(Saved entries)
--------

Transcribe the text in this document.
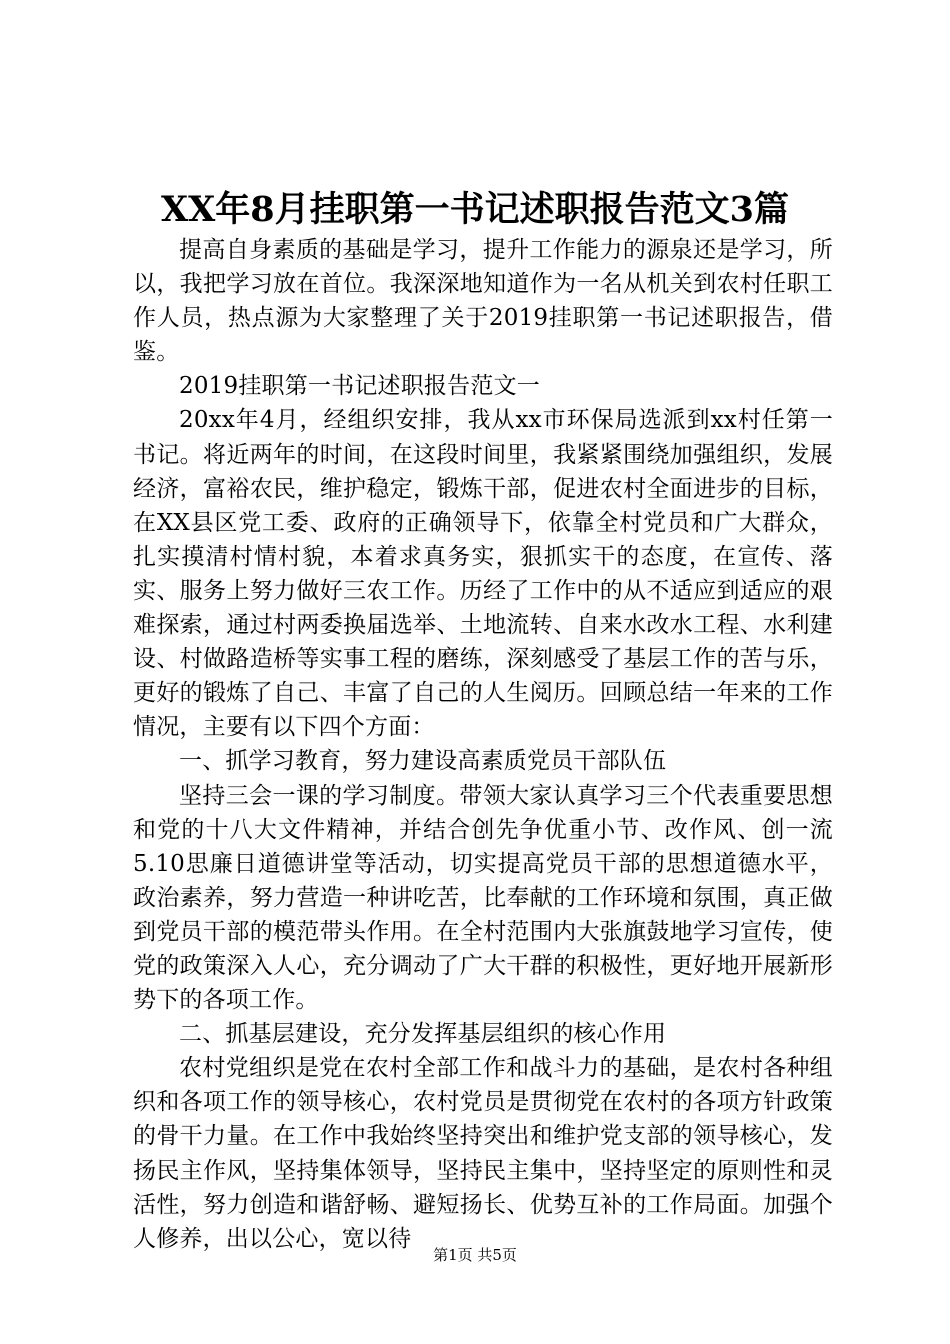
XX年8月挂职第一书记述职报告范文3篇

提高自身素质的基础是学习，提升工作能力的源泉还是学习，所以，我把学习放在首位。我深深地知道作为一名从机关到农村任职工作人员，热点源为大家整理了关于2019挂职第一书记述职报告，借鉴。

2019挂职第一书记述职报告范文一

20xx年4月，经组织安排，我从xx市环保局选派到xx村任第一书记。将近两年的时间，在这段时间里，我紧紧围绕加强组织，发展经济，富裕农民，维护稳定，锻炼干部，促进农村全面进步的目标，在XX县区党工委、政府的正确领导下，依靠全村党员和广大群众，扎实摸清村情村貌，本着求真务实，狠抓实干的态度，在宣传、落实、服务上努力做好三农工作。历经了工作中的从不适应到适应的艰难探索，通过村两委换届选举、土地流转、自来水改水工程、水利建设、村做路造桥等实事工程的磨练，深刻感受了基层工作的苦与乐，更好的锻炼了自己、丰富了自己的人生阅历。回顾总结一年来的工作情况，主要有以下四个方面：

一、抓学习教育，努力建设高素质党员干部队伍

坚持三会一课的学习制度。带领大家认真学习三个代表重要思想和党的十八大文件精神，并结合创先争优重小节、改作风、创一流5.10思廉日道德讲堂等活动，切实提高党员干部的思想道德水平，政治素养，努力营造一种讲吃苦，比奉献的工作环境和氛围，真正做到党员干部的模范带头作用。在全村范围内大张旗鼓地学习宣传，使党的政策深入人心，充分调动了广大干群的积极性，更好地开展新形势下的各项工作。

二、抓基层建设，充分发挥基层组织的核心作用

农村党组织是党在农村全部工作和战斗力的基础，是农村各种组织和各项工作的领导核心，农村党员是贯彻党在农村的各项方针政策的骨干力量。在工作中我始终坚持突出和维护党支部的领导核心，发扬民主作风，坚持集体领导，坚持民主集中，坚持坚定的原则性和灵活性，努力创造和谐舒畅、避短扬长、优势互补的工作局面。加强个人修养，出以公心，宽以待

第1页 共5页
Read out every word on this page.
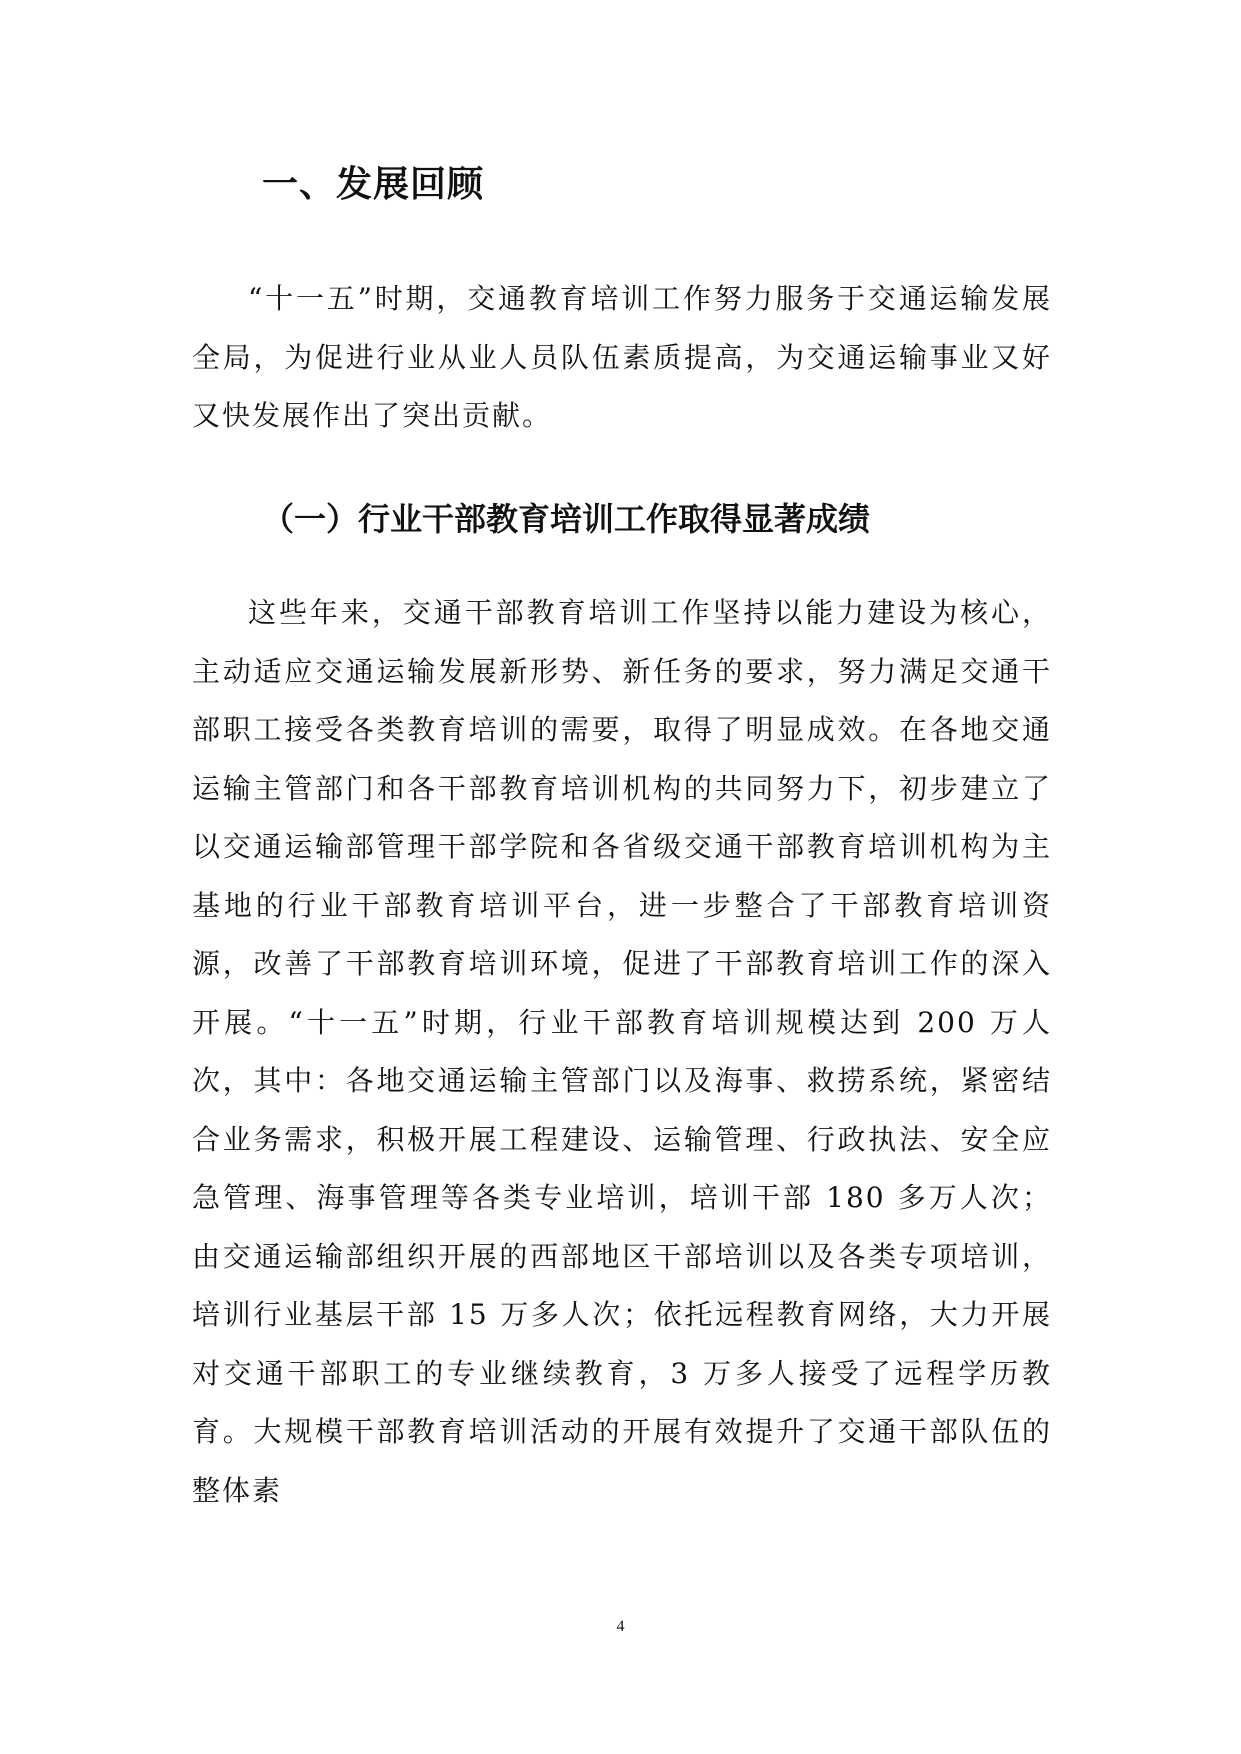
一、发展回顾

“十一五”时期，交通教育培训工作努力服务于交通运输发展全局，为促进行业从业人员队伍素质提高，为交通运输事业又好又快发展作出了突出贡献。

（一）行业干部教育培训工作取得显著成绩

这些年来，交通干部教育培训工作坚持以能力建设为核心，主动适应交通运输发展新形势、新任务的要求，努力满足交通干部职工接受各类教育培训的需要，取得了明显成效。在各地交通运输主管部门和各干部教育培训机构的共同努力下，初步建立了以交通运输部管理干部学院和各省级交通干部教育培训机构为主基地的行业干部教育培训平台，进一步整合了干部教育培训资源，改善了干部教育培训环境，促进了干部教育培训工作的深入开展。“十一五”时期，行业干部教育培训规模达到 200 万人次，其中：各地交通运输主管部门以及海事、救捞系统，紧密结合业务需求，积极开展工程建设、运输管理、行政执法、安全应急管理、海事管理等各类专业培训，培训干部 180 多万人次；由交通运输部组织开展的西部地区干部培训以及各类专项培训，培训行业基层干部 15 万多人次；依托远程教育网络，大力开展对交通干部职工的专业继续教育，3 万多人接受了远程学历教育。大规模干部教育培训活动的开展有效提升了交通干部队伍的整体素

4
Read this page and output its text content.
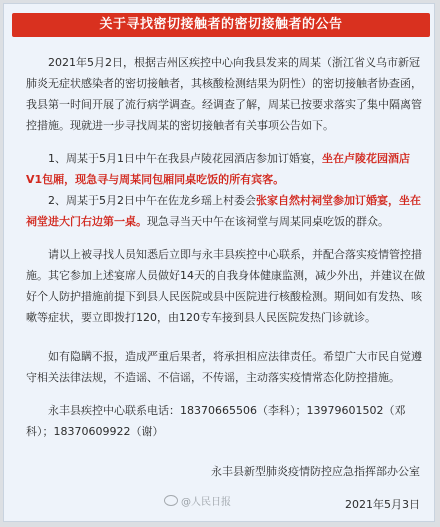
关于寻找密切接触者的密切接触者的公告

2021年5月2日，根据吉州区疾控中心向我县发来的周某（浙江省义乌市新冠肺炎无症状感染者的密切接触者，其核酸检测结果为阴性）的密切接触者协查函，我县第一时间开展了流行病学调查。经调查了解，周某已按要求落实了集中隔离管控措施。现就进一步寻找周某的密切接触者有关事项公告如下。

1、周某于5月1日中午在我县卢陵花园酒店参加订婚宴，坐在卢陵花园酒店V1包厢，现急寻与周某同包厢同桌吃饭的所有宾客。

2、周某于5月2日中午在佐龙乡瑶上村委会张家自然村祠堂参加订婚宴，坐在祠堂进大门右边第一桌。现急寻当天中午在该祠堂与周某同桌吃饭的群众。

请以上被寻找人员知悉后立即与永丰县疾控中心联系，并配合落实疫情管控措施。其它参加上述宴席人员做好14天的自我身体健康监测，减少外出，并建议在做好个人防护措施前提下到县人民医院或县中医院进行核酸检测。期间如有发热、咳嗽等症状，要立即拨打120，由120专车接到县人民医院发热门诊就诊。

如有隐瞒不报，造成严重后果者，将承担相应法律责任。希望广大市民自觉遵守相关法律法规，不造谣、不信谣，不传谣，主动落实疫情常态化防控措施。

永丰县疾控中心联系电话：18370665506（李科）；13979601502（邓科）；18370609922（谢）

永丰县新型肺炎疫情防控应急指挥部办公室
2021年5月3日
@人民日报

--------

§ Set task
Restate word for word, please, the line containing "Read this page and output its text content." and all lines after it through the end of the material; the pictures do not belong in the copy.

§ Result for this exercise
Read this page and output its text content.
关于寻找密切接触者的密切接触者的公告

2021年5月2日，根据吉州区疾控中心向我县发来的周某（浙江省义乌市新冠肺炎无症状感染者的密切接触者，其核酸检测结果为阴性）的密切接触者协查函，我县第一时间开展了流行病学调查。经调查了解，周某已按要求落实了集中隔离管控措施。现就进一步寻找周某的密切接触者有关事项公告如下。

1、周某于5月1日中午在我县卢陵花园酒店参加订婚宴，坐在卢陵花园酒店V1包厢，现急寻与周某同包厢同桌吃饭的所有宾客。

2、周某于5月2日中午在佐龙乡瑶上村委会张家自然村祠堂参加订婚宴，坐在祠堂进大门右边第一桌。现急寻当天中午在该祠堂与周某同桌吃饭的群众。

请以上被寻找人员知悉后立即与永丰县疾控中心联系，并配合落实疫情管控措施。其它参加上述宴席人员做好14天的自我身体健康监测，减少外出，并建议在做好个人防护措施前提下到县人民医院或县中医院进行核酸检测。期间如有发热、咳嗽等症状，要立即拨打120，由120专车接到县人民医院发热门诊就诊。

如有隐瞒不报，造成严重后果者，将承担相应法律责任。希望广大市民自觉遵守相关法律法规，不造谣、不信谣，不传谣，主动落实疫情常态化防控措施。

永丰县疾控中心联系电话：18370665506（李科）；13979601502（邓科）；18370609922（谢）

永丰县新型肺炎疫情防控应急指挥部办公室
2021年5月3日
@人民日报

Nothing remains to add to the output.